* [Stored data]

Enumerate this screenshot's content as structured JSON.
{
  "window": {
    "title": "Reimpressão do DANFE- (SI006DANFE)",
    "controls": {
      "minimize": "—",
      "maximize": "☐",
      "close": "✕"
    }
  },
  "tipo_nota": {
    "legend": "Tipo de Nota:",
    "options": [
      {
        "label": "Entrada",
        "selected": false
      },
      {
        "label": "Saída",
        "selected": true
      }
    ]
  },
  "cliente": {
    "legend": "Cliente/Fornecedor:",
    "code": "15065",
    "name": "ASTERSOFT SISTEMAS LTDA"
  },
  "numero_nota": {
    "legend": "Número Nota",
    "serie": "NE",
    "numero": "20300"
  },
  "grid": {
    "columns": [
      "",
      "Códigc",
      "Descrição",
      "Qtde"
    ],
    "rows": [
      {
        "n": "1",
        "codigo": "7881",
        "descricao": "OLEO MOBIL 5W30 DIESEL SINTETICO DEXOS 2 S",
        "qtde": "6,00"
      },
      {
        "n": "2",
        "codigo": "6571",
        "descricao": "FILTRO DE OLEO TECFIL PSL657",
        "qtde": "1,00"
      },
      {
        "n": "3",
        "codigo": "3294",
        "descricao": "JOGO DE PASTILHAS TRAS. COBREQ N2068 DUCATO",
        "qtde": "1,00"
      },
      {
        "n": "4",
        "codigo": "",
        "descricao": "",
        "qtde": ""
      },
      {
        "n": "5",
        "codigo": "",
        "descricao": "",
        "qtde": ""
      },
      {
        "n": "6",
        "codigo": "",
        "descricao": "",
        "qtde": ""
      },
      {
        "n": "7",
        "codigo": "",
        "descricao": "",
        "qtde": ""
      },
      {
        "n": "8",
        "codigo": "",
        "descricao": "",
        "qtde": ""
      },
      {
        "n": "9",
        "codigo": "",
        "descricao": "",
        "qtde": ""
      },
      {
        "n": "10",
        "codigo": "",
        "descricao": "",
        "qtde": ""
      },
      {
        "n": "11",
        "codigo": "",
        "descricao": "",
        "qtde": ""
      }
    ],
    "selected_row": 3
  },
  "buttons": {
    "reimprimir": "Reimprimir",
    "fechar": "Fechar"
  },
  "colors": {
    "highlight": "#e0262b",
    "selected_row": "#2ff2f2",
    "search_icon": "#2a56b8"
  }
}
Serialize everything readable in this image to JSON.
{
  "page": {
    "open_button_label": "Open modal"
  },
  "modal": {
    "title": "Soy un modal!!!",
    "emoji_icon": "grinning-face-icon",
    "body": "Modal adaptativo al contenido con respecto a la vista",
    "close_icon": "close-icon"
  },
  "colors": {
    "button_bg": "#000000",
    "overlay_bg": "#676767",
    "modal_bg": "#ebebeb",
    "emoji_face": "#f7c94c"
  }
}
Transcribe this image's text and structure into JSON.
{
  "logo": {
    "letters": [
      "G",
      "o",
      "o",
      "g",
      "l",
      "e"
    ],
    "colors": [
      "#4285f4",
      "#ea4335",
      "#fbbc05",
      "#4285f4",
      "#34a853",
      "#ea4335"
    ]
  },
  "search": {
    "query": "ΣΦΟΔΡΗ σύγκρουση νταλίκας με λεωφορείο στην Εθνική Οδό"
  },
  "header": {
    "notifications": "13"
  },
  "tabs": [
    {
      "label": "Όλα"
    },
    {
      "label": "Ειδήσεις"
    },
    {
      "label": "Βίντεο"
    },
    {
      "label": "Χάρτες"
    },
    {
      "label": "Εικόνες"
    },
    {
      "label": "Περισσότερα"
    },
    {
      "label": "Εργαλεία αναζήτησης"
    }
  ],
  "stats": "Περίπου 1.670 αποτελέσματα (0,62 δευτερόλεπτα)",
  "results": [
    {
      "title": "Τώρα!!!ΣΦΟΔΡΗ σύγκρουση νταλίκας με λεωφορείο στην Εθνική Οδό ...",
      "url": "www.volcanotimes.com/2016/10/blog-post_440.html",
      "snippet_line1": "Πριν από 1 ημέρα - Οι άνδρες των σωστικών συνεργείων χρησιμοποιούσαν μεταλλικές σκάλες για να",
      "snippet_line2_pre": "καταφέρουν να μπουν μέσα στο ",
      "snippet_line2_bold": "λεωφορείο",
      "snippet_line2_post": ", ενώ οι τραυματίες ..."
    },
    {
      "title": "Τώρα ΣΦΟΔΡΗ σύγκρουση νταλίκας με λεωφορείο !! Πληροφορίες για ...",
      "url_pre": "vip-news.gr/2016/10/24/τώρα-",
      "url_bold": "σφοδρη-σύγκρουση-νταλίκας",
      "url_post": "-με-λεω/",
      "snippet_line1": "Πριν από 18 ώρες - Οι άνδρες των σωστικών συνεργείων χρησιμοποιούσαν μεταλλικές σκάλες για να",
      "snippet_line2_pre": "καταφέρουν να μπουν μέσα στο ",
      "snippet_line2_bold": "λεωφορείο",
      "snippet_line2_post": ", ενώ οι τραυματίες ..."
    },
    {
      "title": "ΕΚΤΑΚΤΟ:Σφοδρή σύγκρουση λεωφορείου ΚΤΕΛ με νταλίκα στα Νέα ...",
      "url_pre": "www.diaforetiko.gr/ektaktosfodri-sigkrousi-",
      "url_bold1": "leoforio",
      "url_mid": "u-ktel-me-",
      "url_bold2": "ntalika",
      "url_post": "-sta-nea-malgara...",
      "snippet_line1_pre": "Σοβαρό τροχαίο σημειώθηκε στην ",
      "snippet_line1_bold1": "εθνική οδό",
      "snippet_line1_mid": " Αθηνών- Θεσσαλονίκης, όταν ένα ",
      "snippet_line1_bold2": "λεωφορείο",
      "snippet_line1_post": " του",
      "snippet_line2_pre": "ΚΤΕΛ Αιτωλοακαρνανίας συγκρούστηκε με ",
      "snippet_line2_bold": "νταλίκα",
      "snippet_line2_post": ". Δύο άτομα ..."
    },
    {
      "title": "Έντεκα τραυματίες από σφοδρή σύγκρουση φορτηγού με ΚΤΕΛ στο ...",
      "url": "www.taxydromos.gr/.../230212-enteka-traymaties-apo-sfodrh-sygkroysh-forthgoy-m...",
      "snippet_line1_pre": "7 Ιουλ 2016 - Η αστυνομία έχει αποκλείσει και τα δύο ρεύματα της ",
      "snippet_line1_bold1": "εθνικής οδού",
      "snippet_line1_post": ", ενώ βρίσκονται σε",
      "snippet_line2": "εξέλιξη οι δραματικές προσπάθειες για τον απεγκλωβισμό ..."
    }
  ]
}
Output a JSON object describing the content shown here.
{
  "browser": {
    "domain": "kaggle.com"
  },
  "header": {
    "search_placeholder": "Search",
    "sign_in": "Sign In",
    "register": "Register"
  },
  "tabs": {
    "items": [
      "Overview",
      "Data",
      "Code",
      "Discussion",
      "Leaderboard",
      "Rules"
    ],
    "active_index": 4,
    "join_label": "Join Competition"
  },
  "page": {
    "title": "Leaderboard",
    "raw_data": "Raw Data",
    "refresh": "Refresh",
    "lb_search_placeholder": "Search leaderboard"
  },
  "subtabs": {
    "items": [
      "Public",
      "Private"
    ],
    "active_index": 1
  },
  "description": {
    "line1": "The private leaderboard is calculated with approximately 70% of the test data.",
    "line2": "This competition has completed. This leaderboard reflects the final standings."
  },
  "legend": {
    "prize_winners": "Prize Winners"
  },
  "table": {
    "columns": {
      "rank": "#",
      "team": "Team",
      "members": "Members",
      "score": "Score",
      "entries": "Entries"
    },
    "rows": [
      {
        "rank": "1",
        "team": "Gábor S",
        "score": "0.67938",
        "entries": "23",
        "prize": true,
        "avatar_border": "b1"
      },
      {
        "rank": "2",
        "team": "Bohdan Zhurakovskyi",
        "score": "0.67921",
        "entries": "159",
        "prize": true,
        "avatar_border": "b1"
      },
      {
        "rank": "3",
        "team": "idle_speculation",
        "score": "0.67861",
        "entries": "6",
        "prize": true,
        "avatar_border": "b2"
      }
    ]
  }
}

* [Goal] Which lines hold the word "legend"? Show each one.

* [Full solution]
    "legend": "Tipo de Nota:",
    "legend": "Cliente/Fornecedor:",
    "legend": "Número Nota",
  "legend": {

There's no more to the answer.